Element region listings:
___
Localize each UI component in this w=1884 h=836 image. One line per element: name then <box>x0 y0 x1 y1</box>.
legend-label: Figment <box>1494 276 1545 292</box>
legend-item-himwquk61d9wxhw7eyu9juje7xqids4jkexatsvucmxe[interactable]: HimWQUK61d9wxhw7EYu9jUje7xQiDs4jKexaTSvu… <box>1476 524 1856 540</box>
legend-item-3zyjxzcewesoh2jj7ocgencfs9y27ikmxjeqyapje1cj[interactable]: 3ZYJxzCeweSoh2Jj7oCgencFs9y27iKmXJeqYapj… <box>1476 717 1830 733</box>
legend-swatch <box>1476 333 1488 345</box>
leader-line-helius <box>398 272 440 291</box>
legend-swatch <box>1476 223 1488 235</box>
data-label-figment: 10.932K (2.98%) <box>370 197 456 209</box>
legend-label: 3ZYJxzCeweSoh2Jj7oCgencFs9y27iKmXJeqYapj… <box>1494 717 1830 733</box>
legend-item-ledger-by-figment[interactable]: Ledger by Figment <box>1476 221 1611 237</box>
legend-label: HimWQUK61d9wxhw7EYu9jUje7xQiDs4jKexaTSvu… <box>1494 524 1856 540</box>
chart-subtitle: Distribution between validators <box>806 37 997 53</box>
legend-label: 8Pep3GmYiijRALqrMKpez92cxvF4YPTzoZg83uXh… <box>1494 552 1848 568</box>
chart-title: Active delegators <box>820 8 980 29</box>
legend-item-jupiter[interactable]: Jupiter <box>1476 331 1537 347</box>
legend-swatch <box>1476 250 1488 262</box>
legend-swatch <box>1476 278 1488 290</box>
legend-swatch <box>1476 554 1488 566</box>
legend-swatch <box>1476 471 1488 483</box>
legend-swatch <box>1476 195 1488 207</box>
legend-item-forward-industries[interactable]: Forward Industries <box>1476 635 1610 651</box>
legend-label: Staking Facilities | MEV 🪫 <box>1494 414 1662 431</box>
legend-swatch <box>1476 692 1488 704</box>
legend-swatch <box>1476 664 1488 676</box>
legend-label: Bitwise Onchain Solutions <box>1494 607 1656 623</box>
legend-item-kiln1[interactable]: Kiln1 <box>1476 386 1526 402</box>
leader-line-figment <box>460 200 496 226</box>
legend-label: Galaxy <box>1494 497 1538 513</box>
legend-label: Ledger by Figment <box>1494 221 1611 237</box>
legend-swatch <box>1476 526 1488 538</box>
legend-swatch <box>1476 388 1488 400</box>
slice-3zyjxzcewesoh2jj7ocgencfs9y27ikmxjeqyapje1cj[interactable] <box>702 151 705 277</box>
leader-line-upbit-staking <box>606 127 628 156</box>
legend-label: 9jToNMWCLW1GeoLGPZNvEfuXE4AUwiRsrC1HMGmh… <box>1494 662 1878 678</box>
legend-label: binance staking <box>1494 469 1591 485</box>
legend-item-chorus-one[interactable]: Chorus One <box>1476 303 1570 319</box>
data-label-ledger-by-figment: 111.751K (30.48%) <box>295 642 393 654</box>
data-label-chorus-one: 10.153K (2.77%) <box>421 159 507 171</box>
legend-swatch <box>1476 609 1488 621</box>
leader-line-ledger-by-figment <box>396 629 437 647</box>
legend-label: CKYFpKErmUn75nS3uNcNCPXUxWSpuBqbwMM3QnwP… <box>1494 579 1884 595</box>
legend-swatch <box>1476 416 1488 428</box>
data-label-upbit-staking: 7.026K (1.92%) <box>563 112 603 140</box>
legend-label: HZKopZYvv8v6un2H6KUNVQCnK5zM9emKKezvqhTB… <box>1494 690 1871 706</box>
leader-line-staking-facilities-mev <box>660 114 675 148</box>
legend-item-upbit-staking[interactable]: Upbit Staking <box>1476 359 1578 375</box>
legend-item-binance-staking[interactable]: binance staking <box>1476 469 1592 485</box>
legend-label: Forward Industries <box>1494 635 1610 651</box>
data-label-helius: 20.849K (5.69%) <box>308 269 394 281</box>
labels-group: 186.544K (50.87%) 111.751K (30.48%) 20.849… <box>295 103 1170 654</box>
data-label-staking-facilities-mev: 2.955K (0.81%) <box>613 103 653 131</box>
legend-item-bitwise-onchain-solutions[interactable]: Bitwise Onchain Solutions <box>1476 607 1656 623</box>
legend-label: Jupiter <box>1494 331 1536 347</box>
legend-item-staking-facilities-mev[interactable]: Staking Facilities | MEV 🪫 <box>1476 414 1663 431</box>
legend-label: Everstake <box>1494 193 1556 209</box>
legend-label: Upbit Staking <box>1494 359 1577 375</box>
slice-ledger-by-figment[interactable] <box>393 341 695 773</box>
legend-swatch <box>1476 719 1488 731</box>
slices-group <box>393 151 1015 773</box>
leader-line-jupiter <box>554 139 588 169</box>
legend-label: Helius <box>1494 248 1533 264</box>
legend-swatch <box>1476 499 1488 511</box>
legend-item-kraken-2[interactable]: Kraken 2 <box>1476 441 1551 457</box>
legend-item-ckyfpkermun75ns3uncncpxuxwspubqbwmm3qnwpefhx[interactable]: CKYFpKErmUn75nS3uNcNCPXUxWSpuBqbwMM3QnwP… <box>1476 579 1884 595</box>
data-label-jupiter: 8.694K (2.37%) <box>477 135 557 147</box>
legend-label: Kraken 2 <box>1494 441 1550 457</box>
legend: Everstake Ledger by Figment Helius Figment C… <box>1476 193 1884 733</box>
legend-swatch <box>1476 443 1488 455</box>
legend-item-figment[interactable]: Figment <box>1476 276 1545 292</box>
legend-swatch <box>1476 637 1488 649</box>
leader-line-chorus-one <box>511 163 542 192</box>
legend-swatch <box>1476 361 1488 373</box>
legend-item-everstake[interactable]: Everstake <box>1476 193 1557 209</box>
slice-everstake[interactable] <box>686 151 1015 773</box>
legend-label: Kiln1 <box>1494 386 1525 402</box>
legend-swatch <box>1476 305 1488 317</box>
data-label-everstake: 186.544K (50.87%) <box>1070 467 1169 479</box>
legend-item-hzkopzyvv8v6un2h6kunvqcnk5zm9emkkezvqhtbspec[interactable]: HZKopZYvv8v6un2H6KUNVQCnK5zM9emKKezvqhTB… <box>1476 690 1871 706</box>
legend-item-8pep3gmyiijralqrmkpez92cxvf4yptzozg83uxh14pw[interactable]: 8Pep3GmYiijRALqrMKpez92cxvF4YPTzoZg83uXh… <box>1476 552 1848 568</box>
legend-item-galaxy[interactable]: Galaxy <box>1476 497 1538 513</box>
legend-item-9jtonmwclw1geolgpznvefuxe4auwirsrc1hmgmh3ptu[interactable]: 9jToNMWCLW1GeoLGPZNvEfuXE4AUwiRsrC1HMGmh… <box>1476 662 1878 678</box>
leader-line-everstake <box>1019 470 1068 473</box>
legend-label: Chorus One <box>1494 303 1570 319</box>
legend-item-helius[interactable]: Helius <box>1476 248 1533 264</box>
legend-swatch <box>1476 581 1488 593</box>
___
▶ [Exercise instructions]:
Retype every line of the entries above with no changes at all.

▶ [Solution to this problem]:
Localize each UI component in this w=1884 h=836 image. One line per element: name then <box>x0 y0 x1 y1</box>.
legend-label: Figment <box>1494 276 1545 292</box>
legend-item-himwquk61d9wxhw7eyu9juje7xqids4jkexatsvucmxe[interactable]: HimWQUK61d9wxhw7EYu9jUje7xQiDs4jKexaTSvu… <box>1476 524 1856 540</box>
legend-item-3zyjxzcewesoh2jj7ocgencfs9y27ikmxjeqyapje1cj[interactable]: 3ZYJxzCeweSoh2Jj7oCgencFs9y27iKmXJeqYapj… <box>1476 717 1830 733</box>
legend-swatch <box>1476 333 1488 345</box>
leader-line-helius <box>398 272 440 291</box>
legend-swatch <box>1476 223 1488 235</box>
data-label-figment: 10.932K (2.98%) <box>370 197 456 209</box>
legend-label: 3ZYJxzCeweSoh2Jj7oCgencFs9y27iKmXJeqYapj… <box>1494 717 1830 733</box>
legend-item-ledger-by-figment[interactable]: Ledger by Figment <box>1476 221 1611 237</box>
legend-label: HimWQUK61d9wxhw7EYu9jUje7xQiDs4jKexaTSvu… <box>1494 524 1856 540</box>
chart-subtitle: Distribution between validators <box>806 37 997 53</box>
legend-label: 8Pep3GmYiijRALqrMKpez92cxvF4YPTzoZg83uXh… <box>1494 552 1848 568</box>
chart-title: Active delegators <box>820 8 980 29</box>
legend-item-jupiter[interactable]: Jupiter <box>1476 331 1537 347</box>
legend-swatch <box>1476 250 1488 262</box>
legend-swatch <box>1476 278 1488 290</box>
legend-swatch <box>1476 554 1488 566</box>
legend-swatch <box>1476 471 1488 483</box>
legend-swatch <box>1476 195 1488 207</box>
legend-item-forward-industries[interactable]: Forward Industries <box>1476 635 1610 651</box>
legend-label: Staking Facilities | MEV 🪫 <box>1494 414 1662 431</box>
legend-swatch <box>1476 692 1488 704</box>
legend-swatch <box>1476 664 1488 676</box>
legend-label: Bitwise Onchain Solutions <box>1494 607 1656 623</box>
legend-item-kiln1[interactable]: Kiln1 <box>1476 386 1526 402</box>
leader-line-figment <box>460 200 496 226</box>
legend-label: Galaxy <box>1494 497 1538 513</box>
legend-label: Ledger by Figment <box>1494 221 1611 237</box>
legend-swatch <box>1476 526 1488 538</box>
legend-swatch <box>1476 388 1488 400</box>
slice-3zyjxzcewesoh2jj7ocgencfs9y27ikmxjeqyapje1cj[interactable] <box>702 151 705 277</box>
leader-line-upbit-staking <box>606 127 628 156</box>
legend-label: 9jToNMWCLW1GeoLGPZNvEfuXE4AUwiRsrC1HMGmh… <box>1494 662 1878 678</box>
legend-label: binance staking <box>1494 469 1591 485</box>
legend-item-chorus-one[interactable]: Chorus One <box>1476 303 1570 319</box>
data-label-ledger-by-figment: 111.751K (30.48%) <box>295 642 393 654</box>
data-label-chorus-one: 10.153K (2.77%) <box>421 159 507 171</box>
legend-swatch <box>1476 609 1488 621</box>
leader-line-ledger-by-figment <box>396 629 437 647</box>
legend-label: CKYFpKErmUn75nS3uNcNCPXUxWSpuBqbwMM3QnwP… <box>1494 579 1884 595</box>
legend-swatch <box>1476 416 1488 428</box>
data-label-upbit-staking: 7.026K (1.92%) <box>563 112 603 140</box>
legend-label: HZKopZYvv8v6un2H6KUNVQCnK5zM9emKKezvqhTB… <box>1494 690 1871 706</box>
leader-line-staking-facilities-mev <box>660 114 675 148</box>
legend-item-upbit-staking[interactable]: Upbit Staking <box>1476 359 1578 375</box>
legend-item-binance-staking[interactable]: binance staking <box>1476 469 1592 485</box>
legend-label: Forward Industries <box>1494 635 1610 651</box>
data-label-helius: 20.849K (5.69%) <box>308 269 394 281</box>
labels-group: 186.544K (50.87%) 111.751K (30.48%) 20.849… <box>295 103 1170 654</box>
data-label-staking-facilities-mev: 2.955K (0.81%) <box>613 103 653 131</box>
legend-item-bitwise-onchain-solutions[interactable]: Bitwise Onchain Solutions <box>1476 607 1656 623</box>
legend-label: Jupiter <box>1494 331 1536 347</box>
legend-item-staking-facilities-mev[interactable]: Staking Facilities | MEV 🪫 <box>1476 414 1663 431</box>
legend-label: Everstake <box>1494 193 1556 209</box>
legend-label: Upbit Staking <box>1494 359 1577 375</box>
slice-ledger-by-figment[interactable] <box>393 341 695 773</box>
legend-swatch <box>1476 719 1488 731</box>
slices-group <box>393 151 1015 773</box>
leader-line-jupiter <box>554 139 588 169</box>
legend-label: Helius <box>1494 248 1533 264</box>
legend-swatch <box>1476 499 1488 511</box>
legend-item-kraken-2[interactable]: Kraken 2 <box>1476 441 1551 457</box>
legend-item-ckyfpkermun75ns3uncncpxuxwspubqbwmm3qnwpefhx[interactable]: CKYFpKErmUn75nS3uNcNCPXUxWSpuBqbwMM3QnwP… <box>1476 579 1884 595</box>
data-label-jupiter: 8.694K (2.37%) <box>477 135 557 147</box>
legend-label: Kraken 2 <box>1494 441 1550 457</box>
legend: Everstake Ledger by Figment Helius Figment C… <box>1476 193 1884 733</box>
legend-swatch <box>1476 443 1488 455</box>
legend-item-figment[interactable]: Figment <box>1476 276 1545 292</box>
legend-swatch <box>1476 637 1488 649</box>
leader-line-chorus-one <box>511 163 542 192</box>
legend-swatch <box>1476 361 1488 373</box>
legend-item-everstake[interactable]: Everstake <box>1476 193 1557 209</box>
slice-everstake[interactable] <box>686 151 1015 773</box>
legend-label: Kiln1 <box>1494 386 1525 402</box>
legend-swatch <box>1476 305 1488 317</box>
data-label-everstake: 186.544K (50.87%) <box>1070 467 1169 479</box>
legend-item-hzkopzyvv8v6un2h6kunvqcnk5zm9emkkezvqhtbspec[interactable]: HZKopZYvv8v6un2H6KUNVQCnK5zM9emKKezvqhTB… <box>1476 690 1871 706</box>
legend-item-8pep3gmyiijralqrmkpez92cxvf4yptzozg83uxh14pw[interactable]: 8Pep3GmYiijRALqrMKpez92cxvF4YPTzoZg83uXh… <box>1476 552 1848 568</box>
legend-item-galaxy[interactable]: Galaxy <box>1476 497 1538 513</box>
legend-item-9jtonmwclw1geolgpznvefuxe4auwirsrc1hmgmh3ptu[interactable]: 9jToNMWCLW1GeoLGPZNvEfuXE4AUwiRsrC1HMGmh… <box>1476 662 1878 678</box>
leader-line-everstake <box>1019 470 1068 473</box>
legend-label: Chorus One <box>1494 303 1570 319</box>
legend-item-helius[interactable]: Helius <box>1476 248 1533 264</box>
legend-swatch <box>1476 581 1488 593</box>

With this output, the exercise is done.